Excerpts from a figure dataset

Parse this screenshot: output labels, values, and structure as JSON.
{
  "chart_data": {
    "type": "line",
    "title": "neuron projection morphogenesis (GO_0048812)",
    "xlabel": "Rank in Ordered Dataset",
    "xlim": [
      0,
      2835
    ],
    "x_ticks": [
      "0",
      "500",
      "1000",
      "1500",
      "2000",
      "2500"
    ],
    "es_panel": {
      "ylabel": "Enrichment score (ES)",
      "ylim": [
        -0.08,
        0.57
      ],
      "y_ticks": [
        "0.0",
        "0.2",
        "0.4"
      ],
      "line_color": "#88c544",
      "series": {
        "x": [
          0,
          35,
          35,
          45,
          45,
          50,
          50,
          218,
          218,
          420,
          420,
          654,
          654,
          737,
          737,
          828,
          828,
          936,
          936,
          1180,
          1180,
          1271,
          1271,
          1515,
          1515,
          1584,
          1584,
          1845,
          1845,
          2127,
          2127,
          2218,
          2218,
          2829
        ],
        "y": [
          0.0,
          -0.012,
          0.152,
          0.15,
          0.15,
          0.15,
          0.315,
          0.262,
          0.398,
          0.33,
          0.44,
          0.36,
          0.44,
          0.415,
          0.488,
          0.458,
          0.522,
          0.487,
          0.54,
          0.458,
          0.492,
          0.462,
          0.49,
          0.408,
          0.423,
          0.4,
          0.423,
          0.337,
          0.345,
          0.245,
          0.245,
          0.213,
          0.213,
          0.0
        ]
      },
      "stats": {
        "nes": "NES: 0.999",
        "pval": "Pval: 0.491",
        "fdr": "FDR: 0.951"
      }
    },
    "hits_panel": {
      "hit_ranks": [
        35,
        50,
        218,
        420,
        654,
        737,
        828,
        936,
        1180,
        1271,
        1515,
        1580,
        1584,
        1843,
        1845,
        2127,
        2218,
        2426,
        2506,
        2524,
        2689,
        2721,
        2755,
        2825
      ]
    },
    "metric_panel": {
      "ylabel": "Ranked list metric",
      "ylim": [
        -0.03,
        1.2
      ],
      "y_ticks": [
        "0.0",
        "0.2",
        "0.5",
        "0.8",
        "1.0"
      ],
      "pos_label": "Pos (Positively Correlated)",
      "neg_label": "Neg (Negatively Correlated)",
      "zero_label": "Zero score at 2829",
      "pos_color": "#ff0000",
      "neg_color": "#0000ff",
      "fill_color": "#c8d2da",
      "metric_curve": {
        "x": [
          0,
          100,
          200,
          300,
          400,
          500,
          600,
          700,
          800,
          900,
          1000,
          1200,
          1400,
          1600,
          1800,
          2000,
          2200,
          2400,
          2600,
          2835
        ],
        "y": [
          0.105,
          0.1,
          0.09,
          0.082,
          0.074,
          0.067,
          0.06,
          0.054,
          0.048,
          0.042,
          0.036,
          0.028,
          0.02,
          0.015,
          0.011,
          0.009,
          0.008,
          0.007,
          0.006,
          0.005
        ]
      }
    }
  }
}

# TO DO:
Filter the records for the string "Correlated" and copy every line that holds it.

# SOLUTION TO THIS EXERCISE:
      "pos_label": "Pos (Positively Correlated)",
      "neg_label": "Neg (Negatively Correlated)",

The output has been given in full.